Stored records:
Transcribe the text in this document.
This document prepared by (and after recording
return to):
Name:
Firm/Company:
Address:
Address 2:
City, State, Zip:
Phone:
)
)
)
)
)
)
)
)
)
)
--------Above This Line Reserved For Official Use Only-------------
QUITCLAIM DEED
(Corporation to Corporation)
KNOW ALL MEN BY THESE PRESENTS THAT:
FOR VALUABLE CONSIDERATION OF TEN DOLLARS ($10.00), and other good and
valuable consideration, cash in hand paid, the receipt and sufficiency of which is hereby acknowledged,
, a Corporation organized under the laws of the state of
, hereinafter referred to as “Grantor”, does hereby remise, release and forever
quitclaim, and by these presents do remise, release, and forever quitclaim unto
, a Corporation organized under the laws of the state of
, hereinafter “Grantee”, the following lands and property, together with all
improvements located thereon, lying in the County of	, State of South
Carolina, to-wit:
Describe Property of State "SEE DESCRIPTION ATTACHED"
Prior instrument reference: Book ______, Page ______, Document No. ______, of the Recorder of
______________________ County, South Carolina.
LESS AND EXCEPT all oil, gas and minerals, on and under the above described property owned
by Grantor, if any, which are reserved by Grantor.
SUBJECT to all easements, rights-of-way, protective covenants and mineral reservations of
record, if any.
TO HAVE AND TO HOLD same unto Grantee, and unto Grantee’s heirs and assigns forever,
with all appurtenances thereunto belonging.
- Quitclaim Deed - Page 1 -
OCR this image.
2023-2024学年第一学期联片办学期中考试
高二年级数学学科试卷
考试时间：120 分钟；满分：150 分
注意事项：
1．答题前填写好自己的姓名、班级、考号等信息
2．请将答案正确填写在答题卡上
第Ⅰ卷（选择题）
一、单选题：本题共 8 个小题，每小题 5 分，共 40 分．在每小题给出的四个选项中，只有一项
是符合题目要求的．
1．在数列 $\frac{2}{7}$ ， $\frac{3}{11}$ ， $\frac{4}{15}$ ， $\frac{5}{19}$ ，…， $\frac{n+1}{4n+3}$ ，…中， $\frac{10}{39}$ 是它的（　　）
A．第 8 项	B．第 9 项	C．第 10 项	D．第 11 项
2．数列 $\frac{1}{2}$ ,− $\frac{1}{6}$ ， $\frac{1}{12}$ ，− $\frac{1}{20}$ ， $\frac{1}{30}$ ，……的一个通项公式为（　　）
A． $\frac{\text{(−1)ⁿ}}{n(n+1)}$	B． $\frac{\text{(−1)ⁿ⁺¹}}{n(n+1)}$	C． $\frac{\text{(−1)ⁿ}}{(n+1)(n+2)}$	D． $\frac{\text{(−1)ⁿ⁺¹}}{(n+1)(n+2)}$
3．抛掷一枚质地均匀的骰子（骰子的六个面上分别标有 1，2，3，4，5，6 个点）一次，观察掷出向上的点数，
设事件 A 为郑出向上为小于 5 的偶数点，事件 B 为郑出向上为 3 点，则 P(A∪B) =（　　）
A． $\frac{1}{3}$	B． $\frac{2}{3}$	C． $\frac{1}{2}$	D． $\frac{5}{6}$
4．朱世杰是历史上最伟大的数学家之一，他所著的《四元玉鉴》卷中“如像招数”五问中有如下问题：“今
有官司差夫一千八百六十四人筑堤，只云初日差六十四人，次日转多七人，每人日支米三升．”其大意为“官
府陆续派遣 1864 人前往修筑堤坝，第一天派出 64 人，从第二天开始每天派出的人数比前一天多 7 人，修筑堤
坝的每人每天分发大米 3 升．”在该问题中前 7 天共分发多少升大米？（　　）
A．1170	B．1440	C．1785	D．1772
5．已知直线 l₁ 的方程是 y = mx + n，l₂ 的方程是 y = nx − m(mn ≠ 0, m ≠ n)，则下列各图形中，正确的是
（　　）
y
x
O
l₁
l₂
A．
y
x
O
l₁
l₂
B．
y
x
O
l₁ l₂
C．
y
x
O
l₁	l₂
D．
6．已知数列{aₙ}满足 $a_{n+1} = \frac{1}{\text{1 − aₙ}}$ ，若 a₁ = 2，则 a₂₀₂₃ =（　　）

What to work on: Make a verbatim copy of every entry shown above.

Worked answer:
Transcribe the text in this document.
This document prepared by (and after recording
return to):
Name:
Firm/Company:
Address:
Address 2:
City, State, Zip:
Phone:
)
)
)
)
)
)
)
)
)
)
--------Above This Line Reserved For Official Use Only-------------
QUITCLAIM DEED
(Corporation to Corporation)
KNOW ALL MEN BY THESE PRESENTS THAT:
FOR VALUABLE CONSIDERATION OF TEN DOLLARS ($10.00), and other good and
valuable consideration, cash in hand paid, the receipt and sufficiency of which is hereby acknowledged,
, a Corporation organized under the laws of the state of
, hereinafter referred to as “Grantor”, does hereby remise, release and forever
quitclaim, and by these presents do remise, release, and forever quitclaim unto
, a Corporation organized under the laws of the state of
, hereinafter “Grantee”, the following lands and property, together with all
improvements located thereon, lying in the County of	, State of South
Carolina, to-wit:
Describe Property of State "SEE DESCRIPTION ATTACHED"
Prior instrument reference: Book ______, Page ______, Document No. ______, of the Recorder of
______________________ County, South Carolina.
LESS AND EXCEPT all oil, gas and minerals, on and under the above described property owned
by Grantor, if any, which are reserved by Grantor.
SUBJECT to all easements, rights-of-way, protective covenants and mineral reservations of
record, if any.
TO HAVE AND TO HOLD same unto Grantee, and unto Grantee’s heirs and assigns forever,
with all appurtenances thereunto belonging.
- Quitclaim Deed - Page 1 -
OCR this image.
2023-2024学年第一学期联片办学期中考试
高二年级数学学科试卷
考试时间：120 分钟；满分：150 分
注意事项：
1．答题前填写好自己的姓名、班级、考号等信息
2．请将答案正确填写在答题卡上
第Ⅰ卷（选择题）
一、单选题：本题共 8 个小题，每小题 5 分，共 40 分．在每小题给出的四个选项中，只有一项
是符合题目要求的．
1．在数列 $\frac{2}{7}$ ， $\frac{3}{11}$ ， $\frac{4}{15}$ ， $\frac{5}{19}$ ，…， $\frac{n+1}{4n+3}$ ，…中， $\frac{10}{39}$ 是它的（　　）
A．第 8 项	B．第 9 项	C．第 10 项	D．第 11 项
2．数列 $\frac{1}{2}$ ,− $\frac{1}{6}$ ， $\frac{1}{12}$ ，− $\frac{1}{20}$ ， $\frac{1}{30}$ ，……的一个通项公式为（　　）
A． $\frac{\text{(−1)ⁿ}}{n(n+1)}$	B． $\frac{\text{(−1)ⁿ⁺¹}}{n(n+1)}$	C． $\frac{\text{(−1)ⁿ}}{(n+1)(n+2)}$	D． $\frac{\text{(−1)ⁿ⁺¹}}{(n+1)(n+2)}$
3．抛掷一枚质地均匀的骰子（骰子的六个面上分别标有 1，2，3，4，5，6 个点）一次，观察掷出向上的点数，
设事件 A 为郑出向上为小于 5 的偶数点，事件 B 为郑出向上为 3 点，则 P(A∪B) =（　　）
A． $\frac{1}{3}$	B． $\frac{2}{3}$	C． $\frac{1}{2}$	D． $\frac{5}{6}$
4．朱世杰是历史上最伟大的数学家之一，他所著的《四元玉鉴》卷中“如像招数”五问中有如下问题：“今
有官司差夫一千八百六十四人筑堤，只云初日差六十四人，次日转多七人，每人日支米三升．”其大意为“官
府陆续派遣 1864 人前往修筑堤坝，第一天派出 64 人，从第二天开始每天派出的人数比前一天多 7 人，修筑堤
坝的每人每天分发大米 3 升．”在该问题中前 7 天共分发多少升大米？（　　）
A．1170	B．1440	C．1785	D．1772
5．已知直线 l₁ 的方程是 y = mx + n，l₂ 的方程是 y = nx − m(mn ≠ 0, m ≠ n)，则下列各图形中，正确的是
（　　）
y
x
O
l₁
l₂
A．
y
x
O
l₁
l₂
B．
y
x
O
l₁ l₂
C．
y
x
O
l₁	l₂
D．
6．已知数列{aₙ}满足 $a_{n+1} = \frac{1}{\text{1 − aₙ}}$ ，若 a₁ = 2，则 a₂₀₂₃ =（　　）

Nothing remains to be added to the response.